▶ [Task prompt]: Show all lines holding the string "conformité".

═════ Records for this task ═════

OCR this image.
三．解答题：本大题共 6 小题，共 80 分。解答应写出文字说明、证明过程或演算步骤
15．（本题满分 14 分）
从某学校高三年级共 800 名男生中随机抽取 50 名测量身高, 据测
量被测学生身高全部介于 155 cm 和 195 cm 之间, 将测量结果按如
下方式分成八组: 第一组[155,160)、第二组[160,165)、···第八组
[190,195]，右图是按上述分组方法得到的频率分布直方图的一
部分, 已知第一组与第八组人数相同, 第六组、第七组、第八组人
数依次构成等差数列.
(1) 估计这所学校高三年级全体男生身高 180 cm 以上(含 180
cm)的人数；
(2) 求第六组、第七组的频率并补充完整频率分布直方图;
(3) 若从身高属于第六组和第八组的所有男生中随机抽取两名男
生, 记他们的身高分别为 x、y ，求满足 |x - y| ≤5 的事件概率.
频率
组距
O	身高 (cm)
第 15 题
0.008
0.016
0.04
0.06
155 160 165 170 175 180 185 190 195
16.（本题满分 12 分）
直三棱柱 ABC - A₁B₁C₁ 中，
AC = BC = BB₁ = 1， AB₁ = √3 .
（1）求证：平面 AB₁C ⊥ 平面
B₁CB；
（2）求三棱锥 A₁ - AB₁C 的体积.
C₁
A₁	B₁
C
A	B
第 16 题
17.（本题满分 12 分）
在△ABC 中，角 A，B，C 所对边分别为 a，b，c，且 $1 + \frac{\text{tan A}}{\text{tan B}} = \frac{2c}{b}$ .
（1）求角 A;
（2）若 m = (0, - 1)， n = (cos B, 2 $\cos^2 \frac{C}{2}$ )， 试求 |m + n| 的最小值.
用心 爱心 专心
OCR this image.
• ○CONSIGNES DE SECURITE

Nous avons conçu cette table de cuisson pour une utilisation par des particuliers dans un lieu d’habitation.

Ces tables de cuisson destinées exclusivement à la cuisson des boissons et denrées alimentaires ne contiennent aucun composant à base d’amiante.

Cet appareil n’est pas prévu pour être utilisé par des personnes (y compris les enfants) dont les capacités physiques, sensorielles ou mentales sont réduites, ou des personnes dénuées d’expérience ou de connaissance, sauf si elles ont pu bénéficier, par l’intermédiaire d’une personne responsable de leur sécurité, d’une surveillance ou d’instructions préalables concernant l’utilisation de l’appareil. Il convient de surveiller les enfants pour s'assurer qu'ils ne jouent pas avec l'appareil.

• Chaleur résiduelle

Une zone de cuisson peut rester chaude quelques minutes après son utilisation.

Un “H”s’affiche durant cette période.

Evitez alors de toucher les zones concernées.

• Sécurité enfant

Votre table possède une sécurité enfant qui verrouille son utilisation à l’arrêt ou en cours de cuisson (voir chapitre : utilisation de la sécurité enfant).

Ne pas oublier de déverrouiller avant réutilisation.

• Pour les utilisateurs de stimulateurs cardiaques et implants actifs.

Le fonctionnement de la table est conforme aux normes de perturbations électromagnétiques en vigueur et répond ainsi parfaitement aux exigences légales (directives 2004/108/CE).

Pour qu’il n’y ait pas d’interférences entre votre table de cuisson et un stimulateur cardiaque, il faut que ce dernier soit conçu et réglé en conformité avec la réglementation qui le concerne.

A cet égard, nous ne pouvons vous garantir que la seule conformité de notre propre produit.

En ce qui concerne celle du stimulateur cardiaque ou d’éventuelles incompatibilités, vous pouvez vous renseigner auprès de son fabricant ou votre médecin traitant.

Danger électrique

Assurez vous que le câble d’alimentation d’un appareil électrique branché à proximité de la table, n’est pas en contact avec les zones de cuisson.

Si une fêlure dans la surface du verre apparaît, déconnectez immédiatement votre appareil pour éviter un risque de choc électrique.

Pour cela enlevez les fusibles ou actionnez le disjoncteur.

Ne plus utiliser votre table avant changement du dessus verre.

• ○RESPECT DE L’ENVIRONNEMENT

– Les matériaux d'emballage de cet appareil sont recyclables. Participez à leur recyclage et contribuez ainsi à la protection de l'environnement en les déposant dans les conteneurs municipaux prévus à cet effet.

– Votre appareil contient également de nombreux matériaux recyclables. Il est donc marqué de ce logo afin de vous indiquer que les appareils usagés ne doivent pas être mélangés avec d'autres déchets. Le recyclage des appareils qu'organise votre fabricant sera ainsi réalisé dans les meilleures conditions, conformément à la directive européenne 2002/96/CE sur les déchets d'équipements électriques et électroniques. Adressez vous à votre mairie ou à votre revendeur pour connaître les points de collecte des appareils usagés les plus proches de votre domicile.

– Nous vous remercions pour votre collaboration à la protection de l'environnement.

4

═════

▶ [Task result]:
Pour qu’il n’y ait pas d’interférences entre votre table de cuisson et un stimulateur cardiaque, il faut que ce dernier soit conçu et réglé en conformité avec la réglementation qui le concerne.
A cet égard, nous ne pouvons vous garantir que la seule conformité de notre propre produit.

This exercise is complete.